## INSTRUCTION
The listing must be reproduced in full, exactly as it stands.

------------------------------------

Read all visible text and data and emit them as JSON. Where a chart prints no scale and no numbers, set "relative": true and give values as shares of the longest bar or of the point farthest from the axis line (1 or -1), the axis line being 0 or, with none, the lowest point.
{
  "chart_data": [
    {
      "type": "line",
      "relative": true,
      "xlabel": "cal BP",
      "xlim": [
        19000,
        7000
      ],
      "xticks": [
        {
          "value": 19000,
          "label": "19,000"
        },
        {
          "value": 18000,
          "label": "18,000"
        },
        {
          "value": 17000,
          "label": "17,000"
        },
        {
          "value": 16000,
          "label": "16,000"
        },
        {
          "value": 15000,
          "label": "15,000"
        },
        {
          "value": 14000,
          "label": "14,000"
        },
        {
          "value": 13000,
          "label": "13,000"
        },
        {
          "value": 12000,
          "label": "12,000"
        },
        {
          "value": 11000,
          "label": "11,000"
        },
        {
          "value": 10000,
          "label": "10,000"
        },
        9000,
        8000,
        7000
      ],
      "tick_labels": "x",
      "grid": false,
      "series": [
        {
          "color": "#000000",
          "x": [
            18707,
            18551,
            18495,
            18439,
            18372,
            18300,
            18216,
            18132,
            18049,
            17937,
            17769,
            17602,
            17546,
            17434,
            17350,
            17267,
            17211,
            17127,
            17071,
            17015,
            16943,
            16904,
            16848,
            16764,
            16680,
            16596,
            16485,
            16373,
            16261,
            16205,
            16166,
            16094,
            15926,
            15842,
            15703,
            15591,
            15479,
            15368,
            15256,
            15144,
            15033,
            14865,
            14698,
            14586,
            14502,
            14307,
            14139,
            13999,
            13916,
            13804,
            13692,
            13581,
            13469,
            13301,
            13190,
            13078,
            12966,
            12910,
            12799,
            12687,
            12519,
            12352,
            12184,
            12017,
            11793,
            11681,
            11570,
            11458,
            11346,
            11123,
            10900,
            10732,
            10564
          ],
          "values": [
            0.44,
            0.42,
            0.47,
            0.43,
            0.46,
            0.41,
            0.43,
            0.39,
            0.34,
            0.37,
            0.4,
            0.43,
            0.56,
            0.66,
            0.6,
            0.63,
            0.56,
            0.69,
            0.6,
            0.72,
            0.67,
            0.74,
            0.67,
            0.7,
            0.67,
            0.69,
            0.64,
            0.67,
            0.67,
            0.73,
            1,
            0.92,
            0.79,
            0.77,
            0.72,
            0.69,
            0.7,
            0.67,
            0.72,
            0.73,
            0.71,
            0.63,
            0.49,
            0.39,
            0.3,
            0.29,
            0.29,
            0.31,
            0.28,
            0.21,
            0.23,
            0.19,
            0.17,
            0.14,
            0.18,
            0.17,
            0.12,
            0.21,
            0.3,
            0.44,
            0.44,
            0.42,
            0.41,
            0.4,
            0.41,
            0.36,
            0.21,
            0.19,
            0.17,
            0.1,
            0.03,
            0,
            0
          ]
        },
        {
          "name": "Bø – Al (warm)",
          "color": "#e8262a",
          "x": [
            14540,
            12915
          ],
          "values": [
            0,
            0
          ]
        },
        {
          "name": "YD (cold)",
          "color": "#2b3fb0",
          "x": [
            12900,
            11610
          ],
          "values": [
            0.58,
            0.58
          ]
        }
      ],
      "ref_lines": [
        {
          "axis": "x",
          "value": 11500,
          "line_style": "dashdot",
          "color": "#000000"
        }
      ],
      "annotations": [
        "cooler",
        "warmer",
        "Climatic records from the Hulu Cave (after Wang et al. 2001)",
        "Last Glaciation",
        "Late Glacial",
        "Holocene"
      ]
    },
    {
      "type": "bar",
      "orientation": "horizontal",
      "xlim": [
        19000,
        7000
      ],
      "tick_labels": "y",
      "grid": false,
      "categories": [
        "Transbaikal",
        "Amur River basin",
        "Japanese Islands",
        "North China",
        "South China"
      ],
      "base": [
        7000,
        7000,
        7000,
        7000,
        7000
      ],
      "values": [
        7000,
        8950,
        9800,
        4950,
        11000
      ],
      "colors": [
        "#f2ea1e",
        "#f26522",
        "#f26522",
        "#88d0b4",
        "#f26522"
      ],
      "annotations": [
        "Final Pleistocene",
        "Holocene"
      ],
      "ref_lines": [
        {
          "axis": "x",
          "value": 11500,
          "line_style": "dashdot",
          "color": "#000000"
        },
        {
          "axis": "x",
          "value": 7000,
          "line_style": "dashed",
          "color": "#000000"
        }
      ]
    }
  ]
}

------------------------------------

## EXPECTED ANSWER
Read all visible text and data and emit them as JSON. Where a chart prints no scale and no numbers, set "relative": true and give values as shares of the longest bar or of the point farthest from the axis line (1 or -1), the axis line being 0 or, with none, the lowest point.
{
  "chart_data": [
    {
      "type": "line",
      "relative": true,
      "xlabel": "cal BP",
      "xlim": [
        19000,
        7000
      ],
      "xticks": [
        {
          "value": 19000,
          "label": "19,000"
        },
        {
          "value": 18000,
          "label": "18,000"
        },
        {
          "value": 17000,
          "label": "17,000"
        },
        {
          "value": 16000,
          "label": "16,000"
        },
        {
          "value": 15000,
          "label": "15,000"
        },
        {
          "value": 14000,
          "label": "14,000"
        },
        {
          "value": 13000,
          "label": "13,000"
        },
        {
          "value": 12000,
          "label": "12,000"
        },
        {
          "value": 11000,
          "label": "11,000"
        },
        {
          "value": 10000,
          "label": "10,000"
        },
        9000,
        8000,
        7000
      ],
      "tick_labels": "x",
      "grid": false,
      "series": [
        {
          "color": "#000000",
          "x": [
            18707,
            18551,
            18495,
            18439,
            18372,
            18300,
            18216,
            18132,
            18049,
            17937,
            17769,
            17602,
            17546,
            17434,
            17350,
            17267,
            17211,
            17127,
            17071,
            17015,
            16943,
            16904,
            16848,
            16764,
            16680,
            16596,
            16485,
            16373,
            16261,
            16205,
            16166,
            16094,
            15926,
            15842,
            15703,
            15591,
            15479,
            15368,
            15256,
            15144,
            15033,
            14865,
            14698,
            14586,
            14502,
            14307,
            14139,
            13999,
            13916,
            13804,
            13692,
            13581,
            13469,
            13301,
            13190,
            13078,
            12966,
            12910,
            12799,
            12687,
            12519,
            12352,
            12184,
            12017,
            11793,
            11681,
            11570,
            11458,
            11346,
            11123,
            10900,
            10732,
            10564
          ],
          "values": [
            0.44,
            0.42,
            0.47,
            0.43,
            0.46,
            0.41,
            0.43,
            0.39,
            0.34,
            0.37,
            0.4,
            0.43,
            0.56,
            0.66,
            0.6,
            0.63,
            0.56,
            0.69,
            0.6,
            0.72,
            0.67,
            0.74,
            0.67,
            0.7,
            0.67,
            0.69,
            0.64,
            0.67,
            0.67,
            0.73,
            1,
            0.92,
            0.79,
            0.77,
            0.72,
            0.69,
            0.7,
            0.67,
            0.72,
            0.73,
            0.71,
            0.63,
            0.49,
            0.39,
            0.3,
            0.29,
            0.29,
            0.31,
            0.28,
            0.21,
            0.23,
            0.19,
            0.17,
            0.14,
            0.18,
            0.17,
            0.12,
            0.21,
            0.3,
            0.44,
            0.44,
            0.42,
            0.41,
            0.4,
            0.41,
            0.36,
            0.21,
            0.19,
            0.17,
            0.1,
            0.03,
            0,
            0
          ]
        },
        {
          "name": "Bø – Al (warm)",
          "color": "#e8262a",
          "x": [
            14540,
            12915
          ],
          "values": [
            0,
            0
          ]
        },
        {
          "name": "YD (cold)",
          "color": "#2b3fb0",
          "x": [
            12900,
            11610
          ],
          "values": [
            0.58,
            0.58
          ]
        }
      ],
      "ref_lines": [
        {
          "axis": "x",
          "value": 11500,
          "line_style": "dashdot",
          "color": "#000000"
        }
      ],
      "annotations": [
        "cooler",
        "warmer",
        "Climatic records from the Hulu Cave (after Wang et al. 2001)",
        "Last Glaciation",
        "Late Glacial",
        "Holocene"
      ]
    },
    {
      "type": "bar",
      "orientation": "horizontal",
      "xlim": [
        19000,
        7000
      ],
      "tick_labels": "y",
      "grid": false,
      "categories": [
        "Transbaikal",
        "Amur River basin",
        "Japanese Islands",
        "North China",
        "South China"
      ],
      "base": [
        7000,
        7000,
        7000,
        7000,
        7000
      ],
      "values": [
        7000,
        8950,
        9800,
        4950,
        11000
      ],
      "colors": [
        "#f2ea1e",
        "#f26522",
        "#f26522",
        "#88d0b4",
        "#f26522"
      ],
      "annotations": [
        "Final Pleistocene",
        "Holocene"
      ],
      "ref_lines": [
        {
          "axis": "x",
          "value": 11500,
          "line_style": "dashdot",
          "color": "#000000"
        },
        {
          "axis": "x",
          "value": 7000,
          "line_style": "dashed",
          "color": "#000000"
        }
      ]
    }
  ]
}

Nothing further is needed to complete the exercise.